=== EXERCISE INSTRUCTIONS ===
Quote each line of the material verbatim, without the pictures.

====

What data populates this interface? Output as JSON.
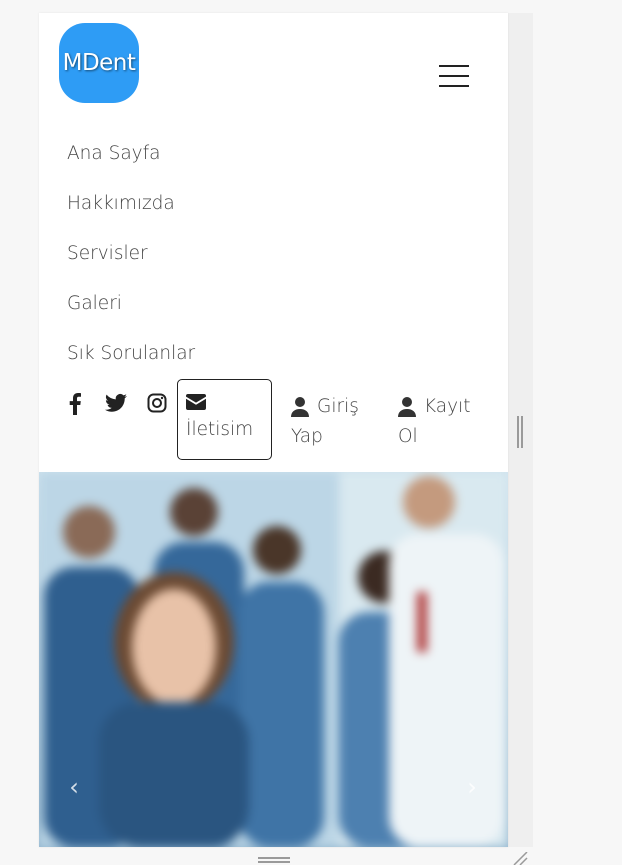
{
  "brand": {
    "logo_text": "MDent",
    "color": "#2e9cf5"
  },
  "nav": {
    "items": [
      {
        "label": "Ana Sayfa"
      },
      {
        "label": "Hakkımızda"
      },
      {
        "label": "Servisler"
      },
      {
        "label": "Galeri"
      },
      {
        "label": "Sık Sorulanlar"
      }
    ]
  },
  "social": {
    "icons": [
      "facebook-icon",
      "twitter-icon",
      "instagram-icon"
    ]
  },
  "actions": {
    "contact_label": "İletisim",
    "login_line1": "Giriş",
    "login_line2": "Yap",
    "register_line1": "Kayıt",
    "register_line2": "Ol"
  },
  "carousel": {
    "prev_glyph": "‹",
    "next_glyph": "›"
  }
}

====

=== ANSWER TO THE TASK ===
What data populates this interface? Output as JSON.
{
  "brand": {
    "logo_text": "MDent",
    "color": "#2e9cf5"
  },
  "nav": {
    "items": [
      {
        "label": "Ana Sayfa"
      },
      {
        "label": "Hakkımızda"
      },
      {
        "label": "Servisler"
      },
      {
        "label": "Galeri"
      },
      {
        "label": "Sık Sorulanlar"
      }
    ]
  },
  "social": {
    "icons": [
      "facebook-icon",
      "twitter-icon",
      "instagram-icon"
    ]
  },
  "actions": {
    "contact_label": "İletisim",
    "login_line1": "Giriş",
    "login_line2": "Yap",
    "register_line1": "Kayıt",
    "register_line2": "Ol"
  },
  "carousel": {
    "prev_glyph": "‹",
    "next_glyph": "›"
  }
}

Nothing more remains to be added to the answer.